Stored entries
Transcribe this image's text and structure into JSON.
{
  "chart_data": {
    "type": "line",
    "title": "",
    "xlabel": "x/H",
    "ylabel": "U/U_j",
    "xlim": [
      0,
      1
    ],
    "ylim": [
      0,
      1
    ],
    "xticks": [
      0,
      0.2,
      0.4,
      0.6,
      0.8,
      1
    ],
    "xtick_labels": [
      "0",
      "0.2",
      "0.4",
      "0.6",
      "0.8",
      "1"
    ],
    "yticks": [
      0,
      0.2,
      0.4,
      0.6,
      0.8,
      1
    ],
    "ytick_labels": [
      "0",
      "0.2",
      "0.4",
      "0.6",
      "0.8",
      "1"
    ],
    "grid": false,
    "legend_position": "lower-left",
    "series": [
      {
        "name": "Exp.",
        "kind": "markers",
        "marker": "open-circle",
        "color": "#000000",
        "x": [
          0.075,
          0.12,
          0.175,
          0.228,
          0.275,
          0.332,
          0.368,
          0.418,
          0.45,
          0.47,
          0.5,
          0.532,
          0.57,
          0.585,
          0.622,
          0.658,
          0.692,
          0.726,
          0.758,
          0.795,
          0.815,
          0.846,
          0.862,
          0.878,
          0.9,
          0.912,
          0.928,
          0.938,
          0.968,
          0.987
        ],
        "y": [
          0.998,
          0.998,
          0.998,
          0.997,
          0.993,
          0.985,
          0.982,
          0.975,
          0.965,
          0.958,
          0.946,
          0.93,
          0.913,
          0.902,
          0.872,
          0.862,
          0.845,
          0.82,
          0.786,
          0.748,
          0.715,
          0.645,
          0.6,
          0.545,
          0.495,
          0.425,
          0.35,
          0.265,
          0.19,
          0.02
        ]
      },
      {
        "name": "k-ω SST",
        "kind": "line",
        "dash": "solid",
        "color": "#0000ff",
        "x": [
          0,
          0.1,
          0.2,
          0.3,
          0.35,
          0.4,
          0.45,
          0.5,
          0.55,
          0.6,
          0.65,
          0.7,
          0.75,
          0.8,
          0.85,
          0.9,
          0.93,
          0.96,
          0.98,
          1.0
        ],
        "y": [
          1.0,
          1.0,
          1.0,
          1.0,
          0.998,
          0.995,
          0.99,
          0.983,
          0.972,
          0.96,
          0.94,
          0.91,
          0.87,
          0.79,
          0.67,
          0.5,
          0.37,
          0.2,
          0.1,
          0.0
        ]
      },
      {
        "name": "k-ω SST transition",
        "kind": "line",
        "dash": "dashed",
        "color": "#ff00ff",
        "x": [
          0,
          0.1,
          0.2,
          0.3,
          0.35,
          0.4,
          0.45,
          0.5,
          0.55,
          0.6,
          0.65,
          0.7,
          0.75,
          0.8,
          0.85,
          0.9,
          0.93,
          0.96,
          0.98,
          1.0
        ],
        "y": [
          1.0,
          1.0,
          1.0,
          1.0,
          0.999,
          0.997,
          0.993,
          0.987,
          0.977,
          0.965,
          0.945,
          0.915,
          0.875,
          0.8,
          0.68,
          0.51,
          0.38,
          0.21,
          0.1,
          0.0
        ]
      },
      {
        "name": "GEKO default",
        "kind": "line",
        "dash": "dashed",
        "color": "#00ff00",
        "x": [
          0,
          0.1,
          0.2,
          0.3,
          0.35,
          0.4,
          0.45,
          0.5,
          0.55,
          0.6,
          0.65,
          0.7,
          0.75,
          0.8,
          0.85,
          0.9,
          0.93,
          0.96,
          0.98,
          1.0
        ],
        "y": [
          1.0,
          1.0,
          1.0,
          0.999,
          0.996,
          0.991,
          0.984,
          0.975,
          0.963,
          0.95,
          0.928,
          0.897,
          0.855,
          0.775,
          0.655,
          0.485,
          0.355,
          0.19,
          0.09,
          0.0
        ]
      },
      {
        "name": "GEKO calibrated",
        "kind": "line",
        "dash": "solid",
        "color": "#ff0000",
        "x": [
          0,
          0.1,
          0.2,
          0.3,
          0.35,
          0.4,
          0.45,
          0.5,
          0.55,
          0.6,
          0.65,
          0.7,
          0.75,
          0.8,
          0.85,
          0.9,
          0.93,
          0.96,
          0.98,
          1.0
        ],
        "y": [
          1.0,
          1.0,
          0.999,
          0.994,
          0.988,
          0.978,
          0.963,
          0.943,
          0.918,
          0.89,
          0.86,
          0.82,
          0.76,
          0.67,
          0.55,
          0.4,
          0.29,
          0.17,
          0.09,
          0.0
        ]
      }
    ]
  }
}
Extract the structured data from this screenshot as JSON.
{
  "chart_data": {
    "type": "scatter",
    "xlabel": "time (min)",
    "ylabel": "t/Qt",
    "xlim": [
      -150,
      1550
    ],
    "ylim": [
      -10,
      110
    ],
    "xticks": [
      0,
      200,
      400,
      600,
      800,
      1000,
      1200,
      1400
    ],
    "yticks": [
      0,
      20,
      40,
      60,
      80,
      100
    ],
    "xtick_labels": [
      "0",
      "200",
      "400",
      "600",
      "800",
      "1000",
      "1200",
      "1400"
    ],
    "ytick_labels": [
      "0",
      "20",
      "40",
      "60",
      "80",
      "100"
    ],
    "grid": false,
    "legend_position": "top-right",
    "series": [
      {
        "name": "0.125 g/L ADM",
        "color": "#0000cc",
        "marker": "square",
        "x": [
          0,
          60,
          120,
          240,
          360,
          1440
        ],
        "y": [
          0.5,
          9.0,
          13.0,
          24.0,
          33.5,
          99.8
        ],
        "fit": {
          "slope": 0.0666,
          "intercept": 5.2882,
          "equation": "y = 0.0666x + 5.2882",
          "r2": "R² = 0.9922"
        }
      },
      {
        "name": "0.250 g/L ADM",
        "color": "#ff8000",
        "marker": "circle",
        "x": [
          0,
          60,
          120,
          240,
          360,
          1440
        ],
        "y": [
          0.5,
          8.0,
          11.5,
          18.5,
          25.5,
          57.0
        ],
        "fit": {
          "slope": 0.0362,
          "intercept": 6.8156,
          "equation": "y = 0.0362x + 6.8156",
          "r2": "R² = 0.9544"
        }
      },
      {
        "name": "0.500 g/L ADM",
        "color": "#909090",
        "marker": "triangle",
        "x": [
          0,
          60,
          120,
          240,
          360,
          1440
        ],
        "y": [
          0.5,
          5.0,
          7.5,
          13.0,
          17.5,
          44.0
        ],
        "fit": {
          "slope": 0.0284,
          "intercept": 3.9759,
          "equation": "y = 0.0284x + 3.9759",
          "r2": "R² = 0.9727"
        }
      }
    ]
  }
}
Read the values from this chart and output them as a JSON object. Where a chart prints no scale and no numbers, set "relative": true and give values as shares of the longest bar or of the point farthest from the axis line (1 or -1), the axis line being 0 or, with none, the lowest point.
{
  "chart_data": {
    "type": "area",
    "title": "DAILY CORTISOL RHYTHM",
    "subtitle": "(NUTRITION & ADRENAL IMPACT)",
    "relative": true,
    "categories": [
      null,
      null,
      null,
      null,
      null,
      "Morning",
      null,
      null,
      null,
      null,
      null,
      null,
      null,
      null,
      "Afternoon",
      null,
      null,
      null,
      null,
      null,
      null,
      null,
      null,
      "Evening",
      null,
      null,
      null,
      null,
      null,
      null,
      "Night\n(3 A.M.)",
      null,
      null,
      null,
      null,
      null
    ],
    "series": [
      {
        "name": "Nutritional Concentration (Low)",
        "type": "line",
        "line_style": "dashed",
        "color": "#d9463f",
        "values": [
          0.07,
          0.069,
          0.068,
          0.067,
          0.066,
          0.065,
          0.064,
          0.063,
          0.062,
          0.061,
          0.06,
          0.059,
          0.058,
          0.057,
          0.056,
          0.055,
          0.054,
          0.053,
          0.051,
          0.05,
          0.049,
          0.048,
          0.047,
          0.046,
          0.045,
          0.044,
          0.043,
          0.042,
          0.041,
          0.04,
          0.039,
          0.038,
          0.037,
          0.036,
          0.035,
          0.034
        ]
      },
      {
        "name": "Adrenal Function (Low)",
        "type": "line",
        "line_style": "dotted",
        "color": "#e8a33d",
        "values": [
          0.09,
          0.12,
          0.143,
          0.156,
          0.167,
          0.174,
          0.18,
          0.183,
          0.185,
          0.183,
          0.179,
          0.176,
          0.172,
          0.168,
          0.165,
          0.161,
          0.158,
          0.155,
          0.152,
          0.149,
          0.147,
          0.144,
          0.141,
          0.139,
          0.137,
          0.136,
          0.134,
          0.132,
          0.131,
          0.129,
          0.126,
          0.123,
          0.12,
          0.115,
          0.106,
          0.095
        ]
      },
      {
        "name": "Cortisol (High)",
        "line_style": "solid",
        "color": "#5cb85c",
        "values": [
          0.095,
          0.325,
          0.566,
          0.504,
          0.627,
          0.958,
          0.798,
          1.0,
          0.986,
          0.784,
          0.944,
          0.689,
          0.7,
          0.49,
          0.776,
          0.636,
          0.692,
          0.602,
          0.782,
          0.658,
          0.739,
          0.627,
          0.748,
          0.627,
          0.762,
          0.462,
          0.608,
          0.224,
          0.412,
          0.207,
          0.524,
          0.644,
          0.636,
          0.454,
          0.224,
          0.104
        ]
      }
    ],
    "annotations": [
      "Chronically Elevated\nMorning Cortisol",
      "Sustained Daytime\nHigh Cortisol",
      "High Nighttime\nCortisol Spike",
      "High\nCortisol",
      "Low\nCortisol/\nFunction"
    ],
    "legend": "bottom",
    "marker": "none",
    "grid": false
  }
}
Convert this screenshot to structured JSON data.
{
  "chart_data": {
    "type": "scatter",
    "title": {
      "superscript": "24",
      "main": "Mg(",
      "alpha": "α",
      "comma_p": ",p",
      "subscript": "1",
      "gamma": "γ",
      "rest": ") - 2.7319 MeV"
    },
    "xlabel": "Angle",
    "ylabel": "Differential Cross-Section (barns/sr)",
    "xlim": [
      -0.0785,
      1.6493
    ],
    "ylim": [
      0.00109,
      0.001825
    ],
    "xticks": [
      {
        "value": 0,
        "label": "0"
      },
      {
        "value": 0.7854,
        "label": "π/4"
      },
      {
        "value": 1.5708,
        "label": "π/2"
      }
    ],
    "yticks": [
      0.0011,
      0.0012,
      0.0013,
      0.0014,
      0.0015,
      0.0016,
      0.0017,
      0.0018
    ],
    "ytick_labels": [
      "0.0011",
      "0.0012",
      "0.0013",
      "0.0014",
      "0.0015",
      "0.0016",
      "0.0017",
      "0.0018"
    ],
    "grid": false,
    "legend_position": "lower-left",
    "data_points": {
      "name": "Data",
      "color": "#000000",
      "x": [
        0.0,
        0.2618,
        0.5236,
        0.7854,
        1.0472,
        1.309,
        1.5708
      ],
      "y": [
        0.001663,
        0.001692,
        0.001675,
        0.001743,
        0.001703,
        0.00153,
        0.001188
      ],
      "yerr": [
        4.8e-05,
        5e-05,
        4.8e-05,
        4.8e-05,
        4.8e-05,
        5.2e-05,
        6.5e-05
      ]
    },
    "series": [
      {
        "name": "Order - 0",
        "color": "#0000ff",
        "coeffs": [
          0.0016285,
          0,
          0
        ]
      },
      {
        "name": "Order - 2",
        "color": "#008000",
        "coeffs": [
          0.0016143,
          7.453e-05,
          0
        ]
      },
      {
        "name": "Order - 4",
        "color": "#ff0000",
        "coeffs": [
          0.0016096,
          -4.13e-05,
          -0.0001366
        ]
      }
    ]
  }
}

■ **Exercise details**
Show the lines of the data that hold the word "structured".

■ **Written answer**
Extract the structured data from this screenshot as JSON.
Convert this screenshot to structured JSON data.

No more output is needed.